Report back each line of the records that contains the string "Waves".

+ + + +

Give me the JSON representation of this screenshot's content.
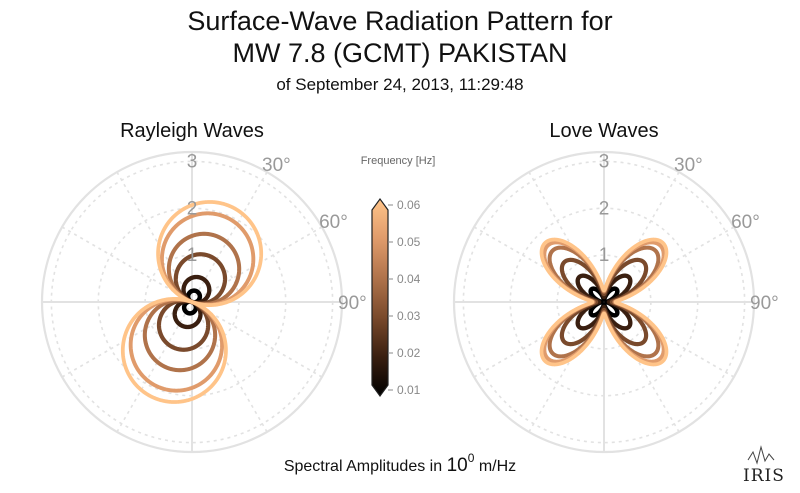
{
  "title": {
    "line1": "Surface-Wave Radiation Pattern for",
    "line2": "MW 7.8 (GCMT) PAKISTAN",
    "line3": "of September 24, 2013, 11:29:48"
  },
  "xlabel_prefix": "Spectral Amplitudes in ",
  "xlabel_base": "10",
  "xlabel_exp": "0",
  "xlabel_unit": " m/Hz",
  "logo": "IRIS",
  "colors": {
    "grid": "#e2e2e2",
    "ramp": [
      "#000000",
      "#3a1f10",
      "#7a4a2c",
      "#b0734b",
      "#e09b6b",
      "#ffc489"
    ]
  },
  "chart_data": [
    {
      "type": "polar",
      "title": "Rayleigh Waves",
      "r_ticks": [
        "1",
        "2",
        "3"
      ],
      "r_max": 3.2,
      "theta_tick_labels": [
        "30°",
        "60°",
        "90°"
      ],
      "theta_ticks_deg": [
        30,
        60,
        90
      ],
      "pattern": "two-lobe",
      "series": [
        {
          "frequency_hz": 0.01,
          "peak_amplitude": 0.25,
          "lobe_azimuth_deg": 20
        },
        {
          "frequency_hz": 0.02,
          "peak_amplitude": 0.55,
          "lobe_azimuth_deg": 20
        },
        {
          "frequency_hz": 0.03,
          "peak_amplitude": 1.05,
          "lobe_azimuth_deg": 20
        },
        {
          "frequency_hz": 0.04,
          "peak_amplitude": 1.5,
          "lobe_azimuth_deg": 20
        },
        {
          "frequency_hz": 0.05,
          "peak_amplitude": 1.95,
          "lobe_azimuth_deg": 20
        },
        {
          "frequency_hz": 0.06,
          "peak_amplitude": 2.2,
          "lobe_azimuth_deg": 20
        }
      ]
    },
    {
      "type": "polar",
      "title": "Love Waves",
      "r_ticks": [
        "1",
        "2",
        "3"
      ],
      "r_max": 3.2,
      "theta_tick_labels": [
        "30°",
        "60°",
        "90°"
      ],
      "theta_ticks_deg": [
        30,
        60,
        90
      ],
      "pattern": "four-lobe",
      "series": [
        {
          "frequency_hz": 0.01,
          "peak_amplitude": 0.38,
          "lobe_azimuth_deg": 45
        },
        {
          "frequency_hz": 0.02,
          "peak_amplitude": 0.75,
          "lobe_azimuth_deg": 45
        },
        {
          "frequency_hz": 0.03,
          "peak_amplitude": 1.2,
          "lobe_azimuth_deg": 45
        },
        {
          "frequency_hz": 0.04,
          "peak_amplitude": 1.55,
          "lobe_azimuth_deg": 45
        },
        {
          "frequency_hz": 0.05,
          "peak_amplitude": 1.7,
          "lobe_azimuth_deg": 45
        },
        {
          "frequency_hz": 0.06,
          "peak_amplitude": 1.78,
          "lobe_azimuth_deg": 45
        }
      ]
    },
    {
      "type": "colorbar",
      "title": "Frequency [Hz]",
      "range": [
        0.01,
        0.06
      ],
      "tick_labels": [
        "0.06",
        "0.05",
        "0.04",
        "0.03",
        "0.02",
        "0.01"
      ]
    }
  ]
}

+ + + +

* [Exercise response]:
      "title": "Rayleigh Waves",
      "title": "Love Waves",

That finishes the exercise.